> **DESCRIPTION OF THE TASK**
Every record that follows should be printed verbatim.
----
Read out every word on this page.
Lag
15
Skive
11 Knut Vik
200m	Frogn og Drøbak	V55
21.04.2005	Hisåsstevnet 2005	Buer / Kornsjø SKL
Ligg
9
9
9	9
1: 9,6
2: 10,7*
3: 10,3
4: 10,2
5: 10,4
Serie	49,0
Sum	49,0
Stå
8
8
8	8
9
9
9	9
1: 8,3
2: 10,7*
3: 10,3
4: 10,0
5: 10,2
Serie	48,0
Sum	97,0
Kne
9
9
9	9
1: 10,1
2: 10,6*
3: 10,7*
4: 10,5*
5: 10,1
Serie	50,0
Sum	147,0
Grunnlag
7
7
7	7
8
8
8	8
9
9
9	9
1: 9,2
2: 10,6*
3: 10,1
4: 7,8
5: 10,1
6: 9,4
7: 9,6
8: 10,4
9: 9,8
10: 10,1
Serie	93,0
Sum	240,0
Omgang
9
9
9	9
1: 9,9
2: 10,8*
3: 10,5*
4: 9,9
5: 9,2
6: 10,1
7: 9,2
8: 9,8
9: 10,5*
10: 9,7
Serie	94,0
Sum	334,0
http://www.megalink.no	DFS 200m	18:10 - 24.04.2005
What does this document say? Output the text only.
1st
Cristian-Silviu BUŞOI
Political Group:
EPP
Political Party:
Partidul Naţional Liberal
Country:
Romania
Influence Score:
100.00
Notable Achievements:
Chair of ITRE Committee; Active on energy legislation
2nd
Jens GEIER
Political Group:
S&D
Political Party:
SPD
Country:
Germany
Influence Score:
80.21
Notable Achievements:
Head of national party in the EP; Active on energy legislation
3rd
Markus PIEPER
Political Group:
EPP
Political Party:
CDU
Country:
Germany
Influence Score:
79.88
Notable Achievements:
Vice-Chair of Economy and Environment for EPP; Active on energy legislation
----
> **FINISHED TASK**
Read out every word on this page.
Lag
15
Skive
11 Knut Vik
200m	Frogn og Drøbak	V55
21.04.2005	Hisåsstevnet 2005	Buer / Kornsjø SKL
Ligg
9
9
9	9
1: 9,6
2: 10,7*
3: 10,3
4: 10,2
5: 10,4
Serie	49,0
Sum	49,0
Stå
8
8
8	8
9
9
9	9
1: 8,3
2: 10,7*
3: 10,3
4: 10,0
5: 10,2
Serie	48,0
Sum	97,0
Kne
9
9
9	9
1: 10,1
2: 10,6*
3: 10,7*
4: 10,5*
5: 10,1
Serie	50,0
Sum	147,0
Grunnlag
7
7
7	7
8
8
8	8
9
9
9	9
1: 9,2
2: 10,6*
3: 10,1
4: 7,8
5: 10,1
6: 9,4
7: 9,6
8: 10,4
9: 9,8
10: 10,1
Serie	93,0
Sum	240,0
Omgang
9
9
9	9
1: 9,9
2: 10,8*
3: 10,5*
4: 9,9
5: 9,2
6: 10,1
7: 9,2
8: 9,8
9: 10,5*
10: 9,7
Serie	94,0
Sum	334,0
http://www.megalink.no	DFS 200m	18:10 - 24.04.2005
What does this document say? Output the text only.
1st
Cristian-Silviu BUŞOI
Political Group:
EPP
Political Party:
Partidul Naţional Liberal
Country:
Romania
Influence Score:
100.00
Notable Achievements:
Chair of ITRE Committee; Active on energy legislation
2nd
Jens GEIER
Political Group:
S&D
Political Party:
SPD
Country:
Germany
Influence Score:
80.21
Notable Achievements:
Head of national party in the EP; Active on energy legislation
3rd
Markus PIEPER
Political Group:
EPP
Political Party:
CDU
Country:
Germany
Influence Score:
79.88
Notable Achievements:
Vice-Chair of Economy and Environment for EPP; Active on energy legislation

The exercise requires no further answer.